_Given instruction_
Without the images, write out all of the following entries exactly.

[Data records]
□ □ □ □ □

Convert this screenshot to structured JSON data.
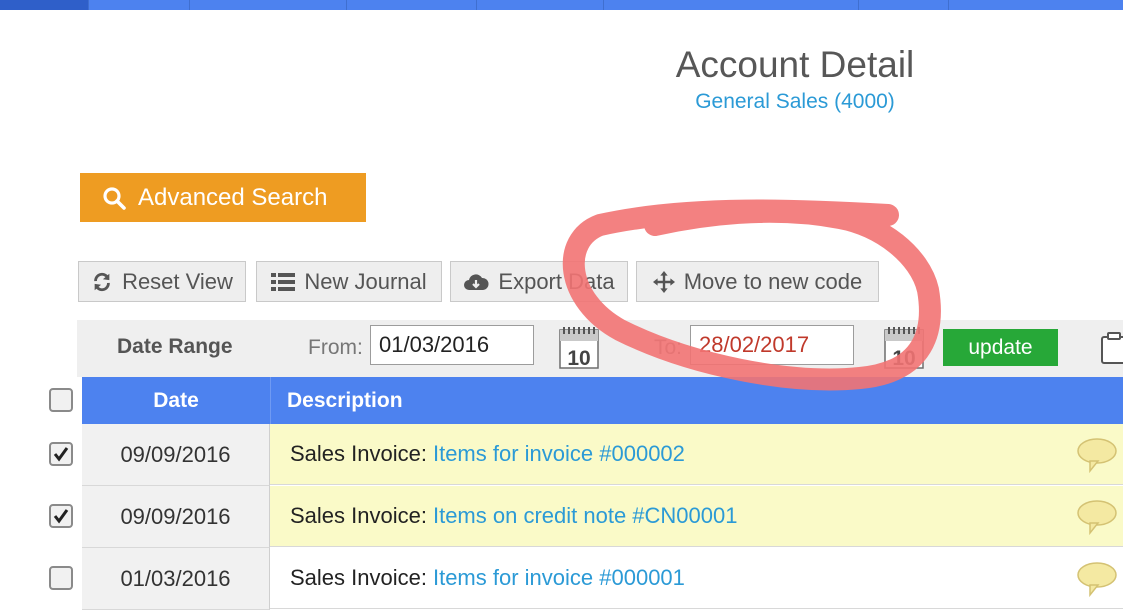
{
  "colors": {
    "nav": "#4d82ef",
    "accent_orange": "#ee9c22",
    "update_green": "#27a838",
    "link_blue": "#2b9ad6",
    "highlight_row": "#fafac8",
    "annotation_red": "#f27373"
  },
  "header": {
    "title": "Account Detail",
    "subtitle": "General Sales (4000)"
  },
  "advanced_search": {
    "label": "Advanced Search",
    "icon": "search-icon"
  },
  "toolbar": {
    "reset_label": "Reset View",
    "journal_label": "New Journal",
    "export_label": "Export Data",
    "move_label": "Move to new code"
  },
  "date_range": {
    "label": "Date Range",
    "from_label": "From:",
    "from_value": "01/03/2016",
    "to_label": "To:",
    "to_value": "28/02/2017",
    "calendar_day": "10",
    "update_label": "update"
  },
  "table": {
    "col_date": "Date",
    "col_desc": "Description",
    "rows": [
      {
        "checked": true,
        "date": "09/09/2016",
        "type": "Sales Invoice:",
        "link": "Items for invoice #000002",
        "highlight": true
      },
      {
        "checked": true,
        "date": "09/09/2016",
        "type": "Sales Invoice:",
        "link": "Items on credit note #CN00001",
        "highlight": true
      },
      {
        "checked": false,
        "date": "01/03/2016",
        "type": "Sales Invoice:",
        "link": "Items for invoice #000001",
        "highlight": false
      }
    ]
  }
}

□ □ □ □ □

_Full response_
Convert this screenshot to structured JSON data.
{
  "colors": {
    "nav": "#4d82ef",
    "accent_orange": "#ee9c22",
    "update_green": "#27a838",
    "link_blue": "#2b9ad6",
    "highlight_row": "#fafac8",
    "annotation_red": "#f27373"
  },
  "header": {
    "title": "Account Detail",
    "subtitle": "General Sales (4000)"
  },
  "advanced_search": {
    "label": "Advanced Search",
    "icon": "search-icon"
  },
  "toolbar": {
    "reset_label": "Reset View",
    "journal_label": "New Journal",
    "export_label": "Export Data",
    "move_label": "Move to new code"
  },
  "date_range": {
    "label": "Date Range",
    "from_label": "From:",
    "from_value": "01/03/2016",
    "to_label": "To:",
    "to_value": "28/02/2017",
    "calendar_day": "10",
    "update_label": "update"
  },
  "table": {
    "col_date": "Date",
    "col_desc": "Description",
    "rows": [
      {
        "checked": true,
        "date": "09/09/2016",
        "type": "Sales Invoice:",
        "link": "Items for invoice #000002",
        "highlight": true
      },
      {
        "checked": true,
        "date": "09/09/2016",
        "type": "Sales Invoice:",
        "link": "Items on credit note #CN00001",
        "highlight": true
      },
      {
        "checked": false,
        "date": "01/03/2016",
        "type": "Sales Invoice:",
        "link": "Items for invoice #000001",
        "highlight": false
      }
    ]
  }
}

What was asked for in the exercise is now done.